Part of a data file
□ □ □ □ □

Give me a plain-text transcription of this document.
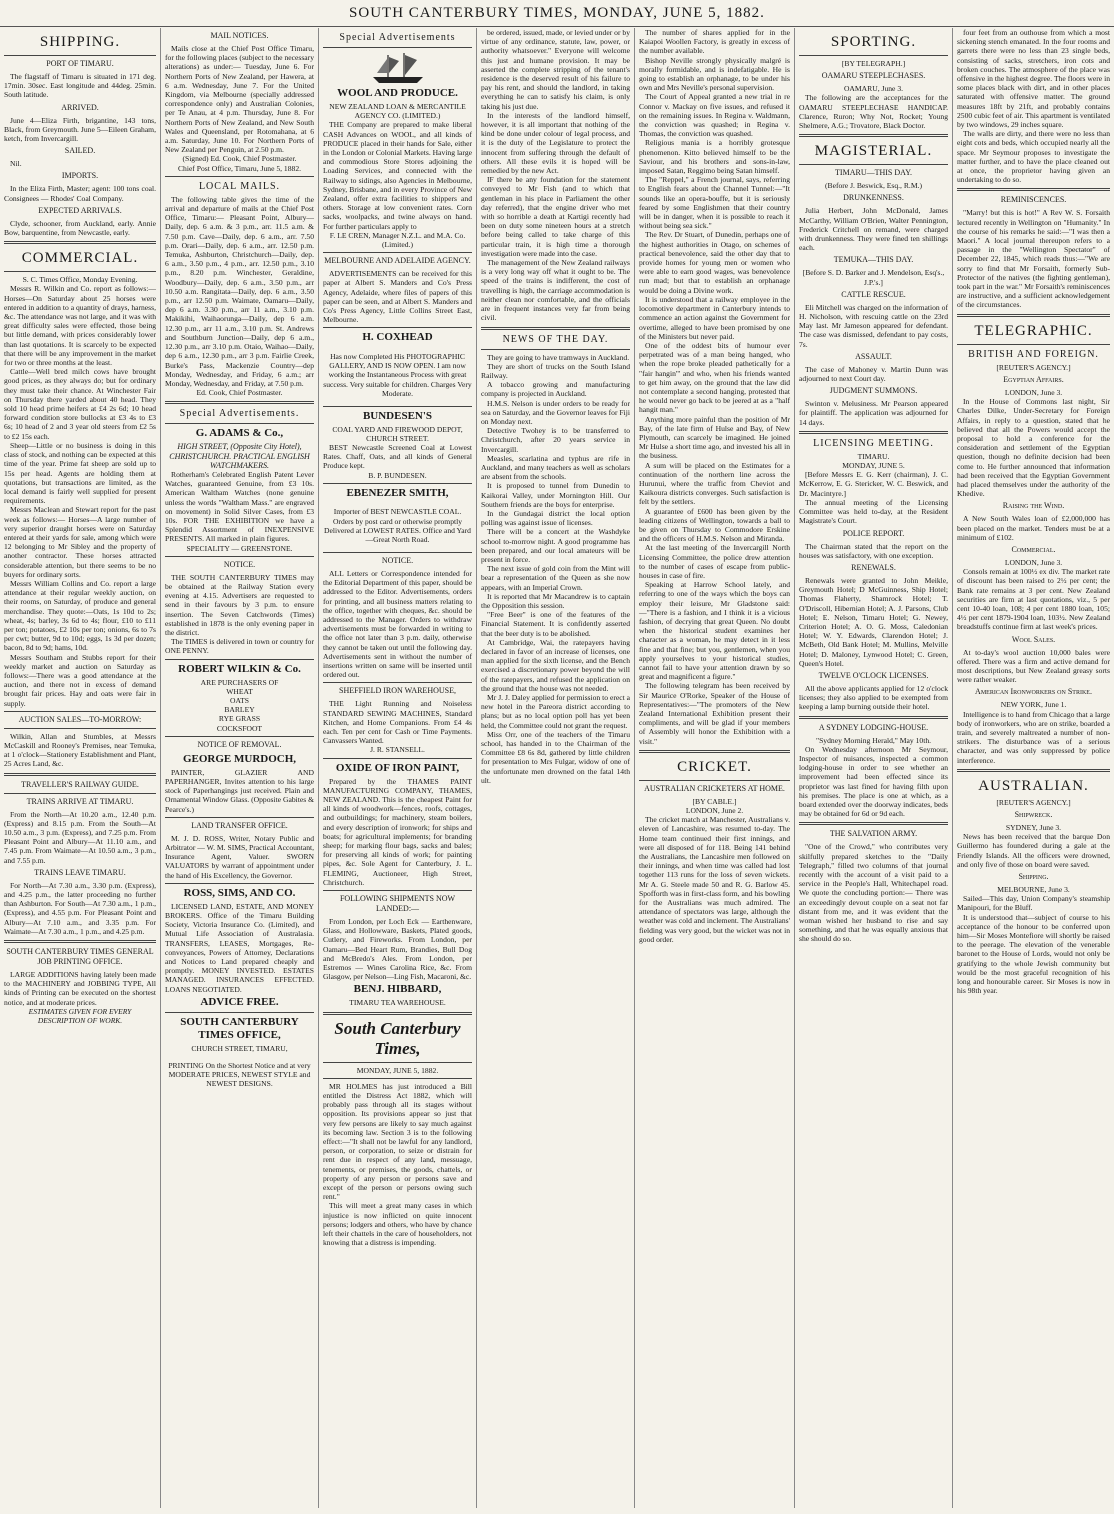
SOUTH CANTERBURY TIMES, MONDAY, JUNE 5, 1882.
SHIPPING.
PORT OF TIMARU.

The flagstaff of Timaru is situated in 171 deg. 17min. 30sec. East longitude and 44deg. 25min. South latitude.

ARRIVED.

June 4—Eliza Firth, brigantine, 143 tons, Black, from Greymouth. June 5—Eileen Graham, ketch, from Invercargill.

SAILED.

Nil.

IMPORTS.

In the Eliza Firth, Master; agent: 100 tons coal. Consignees — Rhodes' Coal Company.

EXPECTED ARRIVALS.

Clyde, schooner, from Auckland, early. Annie Bow, barquentine, from Newcastle, early.

COMMERCIAL.
S. C. Times Office, Monday Evening.

Messrs R. Wilkin and Co. report as follows:— Horses—On Saturday about 25 horses were entered in addition to a quantity of drays, harness, &c. The attendance was not large, and it was with great difficulty sales were effected, those being but little demand, with prices considerably lower than last quotations. It is scarcely to be expected that there will be any improvement in the market for two or three months at the least.

Cattle—Well bred milch cows have brought good prices, as they always do; but for ordinary they must take their chance. At Winchester Fair on Thursday there yarded about 40 head. They sold 10 head prime heifers at £4 2s 6d; 10 head forward condition store bullocks at £3 4s to £3 6s; 10 head of 2 and 3 year old steers from £2 5s to £2 15s each.

Sheep—Little or no business is doing in this class of stock, and nothing can be expected at this time of the year. Prime fat sheep are sold up to 15s per head. Agents are holding them at quotations, but transactions are limited, as the local demand is fairly well supplied for present requirements.

Messrs Maclean and Stewart report for the past week as follows:— Horses—A large number of very superior draught horses were on Saturday entered at their yards for sale, among which were 12 belonging to Mr Sibley and the property of another contractor. These horses attracted considerable attention, but there seems to be no buyers for ordinary sorts.

Messrs William Collins and Co. report a large attendance at their regular weekly auction, on their rooms, on Saturday, of produce and general merchandise. They quote:—Oats, 1s 10d to 2s; wheat, 4s; barley, 3s 6d to 4s; flour, £10 to £11 per ton; potatoes, £2 10s per ton; onions, 6s to 7s per cwt; butter, 9d to 10d; eggs, 1s 3d per dozen; bacon, 8d to 9d; hams, 10d.

Messrs Southam and Stubbs report for their weekly market and auction on Saturday as follows:—There was a good attendance at the auction, and there not in excess of demand brought fair prices. Hay and oats were fair in supply.

AUCTION SALES—TO-MORROW:

Wilkin, Allan and Stumbles, at Messrs McCaskill and Rooney's Premises, near Temuka, at 1 o'clock—Stationery Establishment and Plant, 25 Acres Land, &c.

TRAVELLER'S RAILWAY GUIDE.
TRAINS ARRIVE AT TIMARU.

From the North—At 10.20 a.m., 12.40 p.m. (Express) and 8.15 p.m. From the South—At 10.50 a.m., 3 p.m. (Express), and 7.25 p.m. From Pleasant Point and Albury—At 11.10 a.m., and 7.45 p.m. From Waimate—At 10.50 a.m., 3 p.m., and 7.55 p.m.

TRAINS LEAVE TIMARU.

For North—At 7.30 a.m., 3.30 p.m. (Express), and 4.25 p.m., the latter proceeding no further than Ashburton. For South—At 7.30 a.m., 1 p.m., (Express), and 4.55 p.m. For Pleasant Point and Albury—At 7.10 a.m., and 3.35 p.m. For Waimate—At 7.30 a.m., 1 p.m., and 4.25 p.m.

SOUTH CANTERBURY TIMES GENERAL JOB PRINTING OFFICE.

LARGE ADDITIONS having lately been made to the MACHINERY and JOBBING TYPE, All kinds of Printing can be executed on the shortest notice, and at moderate prices.

ESTIMATES GIVEN FOR EVERY DESCRIPTION OF WORK.
MAIL NOTICES.

Mails close at the Chief Post Office Timaru, for the following places (subject to the necessary alterations) as under:— Tuesday, June 6. For Northern Ports of New Zealand, per Hawera, at 6 a.m. Wednesday, June 7. For the United Kingdom, via Melbourne (specially addressed correspondence only) and Australian Colonies, per Te Anau, at 4 p.m. Thursday, June 8. For Northern Ports of New Zealand, and New South Wales and Queensland, per Rotomahana, at 6 a.m. Saturday, June 10. For Northern Ports of New Zealand per Penguin, at 2.50 p.m.

(Signed) Ed. Cook, Chief Postmaster.
Chief Post Office, Timaru, June 5, 1882.
LOCAL MAILS.

The following table gives the time of the arrival and departure of mails at the Chief Post Office, Timaru:— Pleasant Point, Albury—Daily, dep. 6 a.m. & 3 p.m., arr. 11.5 a.m. & 7.50 p.m. Cave—Daily, dep. 6 a.m., arr. 7.50 p.m. Orari—Daily, dep. 6 a.m., arr. 12.50 p.m. Temuka, Ashburton, Christchurch—Daily, dep. 6 a.m., 3.50 p.m., 4 p.m., arr. 12.50 p.m., 3.10 p.m., 8.20 p.m. Winchester, Geraldine, Woodbury—Daily, dep. 6 a.m., 3.50 p.m., arr 10.50 a.m. Rangitata—Daily, dep. 6 a.m., 3.50 p.m., arr 12.50 p.m. Waimate, Oamaru—Daily, dep 6 a.m. 3.30 p.m., arr 11 a.m., 3.10 p.m. Makikihi, Waihaorunga—Daily, dep 6 a.m. 12.30 p.m., arr 11 a.m., 3.10 p.m. St. Andrews and Southburn Junction—Daily, dep 6 a.m., 12.30 p.m., arr 3.10 p.m. Otaio, Waihao—Daily, dep 6 a.m., 12.30 p.m., arr 3 p.m. Fairlie Creek, Burke's Pass, Mackenzie Country—dep Monday, Wednesday, and Friday, 6 a.m.; arr Monday, Wednesday, and Friday, at 7.50 p.m.

Ed. Cook, Chief Postmaster.
Special Advertisements.
G. ADAMS & Co.,
HIGH STREET, (Opposite City Hotel), CHRISTCHURCH. PRACTICAL ENGLISH WATCHMAKERS.

Rotherham's Celebrated English Patent Lever Watches, guaranteed Genuine, from £3 10s. American Waltham Watches (none genuine unless the words "Waltham Mass." are engraved on movement) in Solid Silver Cases, from £3 10s. FOR THE EXHIBITION we have a Splendid Assortment of INEXPENSIVE PRESENTS. All marked in plain figures.

SPECIALITY — GREENSTONE.
NOTICE.

THE SOUTH CANTERBURY TIMES may be obtained at the Railway Station every evening at 4.15. Advertisers are requested to send in their favours by 3 p.m. to ensure insertion. The Seven Catchwords (Times) established in 1878 is the only evening paper in the district.

The TIMES is delivered in town or country for ONE PENNY.

ROBERT WILKIN & Co.
ARE PURCHASERS OF
WHEAT
OATS
BARLEY
RYE GRASS
COCKSFOOT
NOTICE OF REMOVAL.
GEORGE MURDOCH,

PAINTER, GLAZIER AND PAPERHANGER, Invites attention to his large stock of Paperhangings just received. Plain and Ornamental Window Glass. (Opposite Gabites & Pearce's.)

LAND TRANSFER OFFICE.

M. J. D. ROSS, Writer, Notary Public and Arbitrator — W. M. SIMS, Practical Accountant, Insurance Agent, Valuer. SWORN VALUATORS by warrant of appointment under the hand of His Excellency, the Governor.

ROSS, SIMS, AND CO.

LICENSED LAND, ESTATE, AND MONEY BROKERS. Office of the Timaru Building Society, Victoria Insurance Co. (Limited), and Mutual Life Association of Australasia. TRANSFERS, LEASES, Mortgages, Re-conveyances, Powers of Attorney, Declarations and Notices to Land prepared cheaply and promptly. MONEY INVESTED. ESTATES MANAGED. INSURANCES EFFECTED. LOANS NEGOTIATED.

ADVICE FREE.
SOUTH CANTERBURY TIMES OFFICE,
CHURCH STREET, TIMARU,

PRINTING On the Shortest Notice and at very MODERATE PRICES, NEWEST STYLE and NEWEST DESIGNS.

Special Advertisements
WOOL AND PRODUCE.
NEW ZEALAND LOAN & MERCANTILE AGENCY CO. (LIMITED.)

THE Company are prepared to make liberal CASH Advances on WOOL, and all kinds of PRODUCE placed in their hands for Sale, either in the London or Colonial Markets. Having large and commodious Store Stores adjoining the Loading Services, and connected with the Railway to sidings, also Agencies in Melbourne, Sydney, Brisbane, and in every Province of New Zealand, offer extra facilities to shippers and others. Storage at low convenient rates. Corn sacks, woolpacks, and twine always on hand. For further particulars apply to

F. LE CREN, Manager N.Z.L. and M.A. Co. (Limited.)
MELBOURNE AND ADELAIDE AGENCY.

ADVERTISEMENTS can be received for this paper at Albert S. Manders and Co's Press Agency, Adelaide, where files of papers of this paper can be seen, and at Albert S. Manders and Co's Press Agency, Little Collins Street East, Melbourne.

H. COXHEAD

Has now Completed His PHOTOGRAPHIC GALLERY, AND IS NOW OPEN. I am now working the Instantaneous Process with great success. Very suitable for children. Charges Very Moderate.

BUNDESEN'S
COAL YARD AND FIREWOOD DEPOT, CHURCH STREET.

BEST Newcastle Screened Coal at Lowest Rates. Chaff, Oats, and all kinds of General Produce kept.

B. P. BUNDESEN.
EBENEZER SMITH,

Importer of BEST NEWCASTLE COAL. Orders by post card or otherwise promptly Delivered at LOWEST RATES. Office and Yard—Great North Road.

NOTICE.

ALL Letters or Correspondence intended for the Editorial Department of this paper, should be addressed to the Editor. Advertisements, orders for printing, and all business matters relating to the office, together with cheques, &c. should be addressed to the Manager. Orders to withdraw advertisements must be forwarded in writing to the office not later than 3 p.m. daily, otherwise they cannot be taken out until the following day. Advertisements sent in without the number of insertions written on same will be inserted until ordered out.

SHEFFIELD IRON WAREHOUSE,

THE Light Running and Noiseless STANDARD SEWING MACHINES, Standard Kitchen, and Home Companions. From £4 4s each. Ten per cent for Cash or Time Payments. Canvassers Wanted.

J. R. STANSELL.
OXIDE OF IRON PAINT,

Prepared by the THAMES PAINT MANUFACTURING COMPANY, THAMES, NEW ZEALAND. This is the cheapest Paint for all kinds of woodwork—fences, roofs, cottages, and outbuildings; for machinery, steam boilers, and every description of ironwork; for ships and boats; for agricultural implements; for branding sheep; for marking flour bags, sacks and bales; for preserving all kinds of work; for painting pipes, &c. Sole Agent for Canterbury, J. L. FLEMING, Auctioneer, High Street, Christchurch.

FOLLOWING SHIPMENTS NOW LANDED:—

From London, per Loch Eck — Earthenware, Glass, and Hollowware, Baskets, Plated goods, Cutlery, and Fireworks. From London, per Oamaru—Bed Heart Rum, Brandies, Bull Dog and McBredo's Ales. From London, per Estremos — Wines Carolina Rice, &c. From Glasgow, per Nelson—Ling Fish, Macaroni, &c.

BENJ. HIBBARD,
TIMARU TEA WAREHOUSE.
South Canterbury Times,
MONDAY, JUNE 5, 1882.

MR HOLMES has just introduced a Bill entitled the Distress Act 1882, which will probably pass through all its stages without opposition. Its provisions appear so just that very few persons are likely to say much against its becoming law. Section 3 is to the following effect:—"It shall not be lawful for any landlord, person, or corporation, to seize or distrain for rent due in respect of any land, messuage, tenements, or premises, the goods, chattels, or property of any person or persons save and except of the person or persons owing such rent."

This will meet a great many cases in which injustice is now inflicted on quite innocent persons; lodgers and others, who have by chance left their chattels in the care of householders, not knowing that a distress is impending.

be ordered, issued, made, or levied under or by virtue of any ordinance, statute, law, power, or authority whatsoever." Everyone will welcome this just and humane provision. It may be asserted the complete stripping of the tenant's residence is the deserved result of his failure to pay his rent, and should the landlord, in taking everything he can to satisfy his claim, is only taking his just due.

In the interests of the landlord himself, however, it is all important that nothing of the kind be done under colour of legal process, and it is the duty of the Legislature to protect the innocent from suffering through the default of others. All these evils it is hoped will be remedied by the new Act.

IF there be any foundation for the statement conveyed to Mr Fish (and to which that gentleman in his place in Parliament the other day referred), that the engine driver who met with so horrible a death at Kartigi recently had been on duty some nineteen hours at a stretch before being called to take charge of this particular train, it is high time a thorough investigation were made into the case.

The management of the New Zealand railways is a very long way off what it ought to be. The speed of the trains is indifferent, the cost of travelling is high, the carriage accommodation is neither clean nor comfortable, and the officials are in frequent instances very far from being civil.

NEWS OF THE DAY.

They are going to have tramways in Auckland.

They are short of trucks on the South Island Railway.

A tobacco growing and manufacturing company is projected in Auckland.

H.M.S. Nelson is under orders to be ready for sea on Saturday, and the Governor leaves for Fiji on Monday next.

Detective Twohey is to be transferred to Christchurch, after 20 years service in Invercargill.

Measles, scarlatina and typhus are rife in Auckland, and many teachers as well as scholars are absent from the schools.

It is proposed to tunnel from Dunedin to Kaikorai Valley, under Mornington Hill. Our Southern friends are the boys for enterprise.

In the Gundagai district the local option polling was against issue of licenses.

There will be a concert at the Washdyke school to-morrow night. A good programme has been prepared, and our local amateurs will be present in force.

The next issue of gold coin from the Mint will bear a representation of the Queen as she now appears, with an Imperial Crown.

It is reported that Mr Macandrew is to captain the Opposition this session.

"Free Beer" is one of the features of the Financial Statement. It is confidently asserted that the beer duty is to be abolished.

At Cambridge, Wai, the ratepayers having declared in favor of an increase of licenses, one man applied for the sixth license, and the Bench exercised a discretionary power beyond the will of the ratepayers, and refused the application on the ground that the house was not needed.

Mr J. J. Daley applied for permission to erect a new hotel in the Pareora district according to plans; but as no local option poll has yet been held, the Committee could not grant the request.

Miss Orr, one of the teachers of the Timaru school, has handed in to the Chairman of the Committee £8 6s 8d, gathered by little children for presentation to Mrs Fulgar, widow of one of the unfortunate men drowned on the fatal 14th ult.

The number of shares applied for in the Kaiapoi Woollen Factory, is greatly in excess of the number available.

Bishop Neville strongly physically malgré is morally formidable, and is indefatigable. He is going to establish an orphanage, to be under his own and Mrs Neville's personal supervision.

The Court of Appeal granted a new trial in re Connor v. Mackay on five issues, and refused it on the remaining issues. In Regina v. Waldmann, the conviction was quashed; in Regina v. Thomas, the conviction was quashed.

Religious mania is a horribly grotesque phenomenon. Kitto believed himself to be the Saviour, and his brothers and sons-in-law, imposed Satan, Reggimo being Satan himself.

The "Reppel," a French journal, says, referring to English fears about the Channel Tunnel:—"It sounds like an opera-bouffe, but it is seriously feared by some Englishmen that their country will be in danger, when it is possible to reach it without being sea sick."

The Rev. Dr Stuart, of Dunedin, perhaps one of the highest authorities in Otago, on schemes of practical benevolence, said the other day that to provide homes for young men or women who were able to earn good wages, was benevolence run mad; but that to establish an orphanage would be doing a Divine work.

It is understood that a railway employee in the locomotive department in Canterbury intends to commence an action against the Government for overtime, alleged to have been promised by one of the Ministers but never paid.

One of the oddest bits of humour ever perpetrated was of a man being hanged, who when the rope broke pleaded pathetically for a "fair hangin'" and who, when his friends wanted to get him away, on the ground that the law did not contemplate a second hanging, protested that he would never go back to be jeered at as a "half hangit man."

Anything more painful than the position of Mr Bay, of the late firm of Hulse and Bay, of New Plymouth, can scarcely be imagined. He joined Mr Hulse a short time ago, and invested his all in the business.

A sum will be placed on the Estimates for a continuation of the northern line across the Hurunui, where the traffic from Cheviot and Kaikoura districts converges. Such satisfaction is felt by the settlers.

A guarantee of £600 has been given by the leading citizens of Wellington, towards a ball to be given on Thursday to Commodore Erskine and the officers of H.M.S. Nelson and Miranda.

At the last meeting of the Invercargill North Licensing Committee, the police drew attention to the number of cases of escape from public-houses in case of fire.

Speaking at Harrow School lately, and referring to one of the ways which the boys can employ their leisure, Mr Gladstone said:—"There is a fashion, and I think it is a vicious fashion, of decrying that great Queen. No doubt when the historical student examines her character as a woman, he may detect in it less fine and that fine; but you, gentlemen, when you apply yourselves to your historical studies, cannot fail to have your attention drawn by so great and magnificent a figure."

The following telegram has been received by Sir Maurice O'Rorke, Speaker of the House of Representatives:—"The promoters of the New Zealand International Exhibition present their compliments, and will be glad if your members of Assembly will honor the Exhibition with a visit."

CRICKET.
AUSTRALIAN CRICKETERS AT HOME.
[BY CABLE.]
LONDON, June 2.

The cricket match at Manchester, Australians v. eleven of Lancashire, was resumed to-day. The Home team continued their first innings, and were all disposed of for 118. Being 141 behind the Australians, the Lancashire men followed on their innings, and when time was called had lost together 113 runs for the loss of seven wickets. Mr A. G. Steele made 50 and R. G. Barlow 45. Spofforth was in first-class form, and his bowling for the Australians was much admired. The attendance of spectators was large, although the weather was cold and inclement. The Australians' fielding was very good, but the wicket was not in good order.

SPORTING.
[BY TELEGRAPH.]
OAMARU STEEPLECHASES.
OAMARU, June 3.

The following are the acceptances for the OAMARU STEEPLECHASE HANDICAP. Clarence, Ruron; Why Not, Rocket; Young Shelmere, A.G.; Trovatore, Black Doctor.

MAGISTERIAL.
TIMARU—THIS DAY.
(Before J. Beswick, Esq., R.M.)
DRUNKENNESS.

Julia Herbert, John McDonald, James McCarthy, William O'Brien, Walter Pennington, Frederick Critchell on remand, were charged with drunkenness. They were fined ten shillings each.

TEMUKA—THIS DAY.
[Before S. D. Barker and J. Mendelson, Esq's., J.P.'s.]
CATTLE RESCUE.

Eli Mitchell was charged on the information of H. Nicholson, with rescuing cattle on the 23rd May last. Mr Jameson appeared for defendant. The case was dismissed, defendant to pay costs, 7s.

ASSAULT.

The case of Mahoney v. Martin Dunn was adjourned to next Court day.

JUDGMENT SUMMONS.

Swinton v. Melusiness. Mr Pearson appeared for plaintiff. The application was adjourned for 14 days.

LICENSING MEETING.
TIMARU.
MONDAY, JUNE 5.

[Before Messrs E. G. Kerr (chairman), J. C. McKerrow, E. G. Stericker, W. C. Beswick, and Dr. Macintyre.]

The annual meeting of the Licensing Committee was held to-day, at the Resident Magistrate's Court.

POLICE REPORT.

The Chairman stated that the report on the houses was satisfactory, with one exception.

RENEWALS.

Renewals were granted to John Meikle, Greymouth Hotel; D McGuinness, Ship Hotel; Thomas Flaherty, Shamrock Hotel; T. O'Driscoll, Hibernian Hotel; A. J. Parsons, Club Hotel; E. Nelson, Timaru Hotel; G. Newey, Criterion Hotel; A. O. G. Moss, Caledonian Hotel; W. Y. Edwards, Clarendon Hotel; J. McBeth, Old Bank Hotel; M. Mullins, Melville Hotel; D. Maloney, Lynwood Hotel; C. Green, Queen's Hotel.

TWELVE O'CLOCK LICENSES.

All the above applicants applied for 12 o'clock licenses; they also applied to be exempted from keeping a lamp burning outside their hotel.

A SYDNEY LODGING-HOUSE.
"Sydney Morning Herald," May 10th.

On Wednesday afternoon Mr Seymour, Inspector of nuisances, inspected a common lodging-house in order to see whether an improvement had been effected since its proprietor was last fined for having filth upon his premises. The place is one at which, as a board extended over the doorway indicates, beds may be obtained for 6d or 9d each.

THE SALVATION ARMY.

"One of the Crowd," who contributes very skilfully prepared sketches to the "Daily Telegraph," filled two columns of that journal recently with the account of a visit paid to a service in the People's Hall, Whitechapel road. We quote the concluding portion:— There was an exceedingly devout couple on a seat not far distant from me, and it was evident that the woman wished her husband to rise and say something, and that he was equally anxious that she should do so.

four feet from an outhouse from which a most sickening stench emanated. In the four rooms and garrets there were no less than 23 single beds, consisting of sacks, stretchers, iron cots and broken couches. The atmosphere of the place was offensive in the highest degree. The floors were in some places black with dirt, and in other places saturated with offensive matter. The ground measures 18ft by 21ft, and probably contains 2500 cubic feet of air. This apartment is ventilated by two windows, 29 inches square.

The walls are dirty, and there were no less than eight cots and beds, which occupied nearly all the space. Mr Seymour proposes to investigate the matter further, and to have the place cleaned out at once, the proprietor having given an undertaking to do so.

REMINISCENCES.

"Marry! but this is hot!" A Rev W. S. Forsaith lectured recently in Wellington on "Humanity." In the course of his remarks he said:—"I was then a Maori." A local journal thereupon refers to a passage in the "Wellington Spectator" of December 22, 1845, which reads thus:—"We are sorry to find that Mr Forsaith, formerly Sub-Protector of the natives (the fighting gentleman), took part in the war." Mr Forsaith's reminiscences are instructive, and a sufficient acknowledgement of the circumstances.

TELEGRAPHIC.
BRITISH AND FOREIGN.
[REUTER'S AGENCY.]
Egyptian Affairs.
LONDON, June 3.

In the House of Commons last night, Sir Charles Dilke, Under-Secretary for Foreign Affairs, in reply to a question, stated that he believed that all the Powers would accept the proposal to hold a conference for the consideration and settlement of the Egyptian question, though no definite decision had been come to. He further announced that information had been received that the Egyptian Government had placed themselves under the authority of the Khedive.

Raising the Wind.

A New South Wales loan of £2,000,000 has been placed on the market. Tenders must be at a minimum of £102.

Commercial.
LONDON, June 3.

Consols remain at 100½ ex div. The market rate of discount has been raised to 2½ per cent; the Bank rate remains at 3 per cent. New Zealand securities are firm at last quotations, viz., 5 per cent 10-40 loan, 108; 4 per cent 1880 loan, 105; 4½ per cent 1879-1904 loan, 103½. New Zealand breadstuffs continue firm at last week's prices.

Wool Sales.

At to-day's wool auction 10,000 bales were offered. There was a firm and active demand for most descriptions, but New Zealand greasy sorts were rather weaker.

American Ironworkers on Strike.
NEW YORK, June 1.

Intelligence is to hand from Chicago that a large body of ironworkers, who are on strike, boarded a train, and severely maltreated a number of non-strikers. The disturbance was of a serious character, and was only suppressed by police interference.

AUSTRALIAN.
[REUTER'S AGENCY.]
Shipwreck.
SYDNEY, June 3.

News has been received that the barque Don Guillermo has foundered during a gale at the Friendly Islands. All the officers were drowned, and only five of those on board were saved.

Shipping.
MELBOURNE, June 3.

Sailed—This day, Union Company's steamship Manipouri, for the Bluff.

It is understood that—subject of course to his acceptance of the honour to be conferred upon him—Sir Moses Montefiore will shortly be raised to the peerage. The elevation of the venerable baronet to the House of Lords, would not only be gratifying to the whole Jewish community but would be the most graceful recognition of his long and honourable career. Sir Moses is now in his 98th year.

□ □ □ □ □

● **What this task involves**
Provide the number of lines in these entries that hold the word "charged", without any accompanying text.

● **Correct response**
2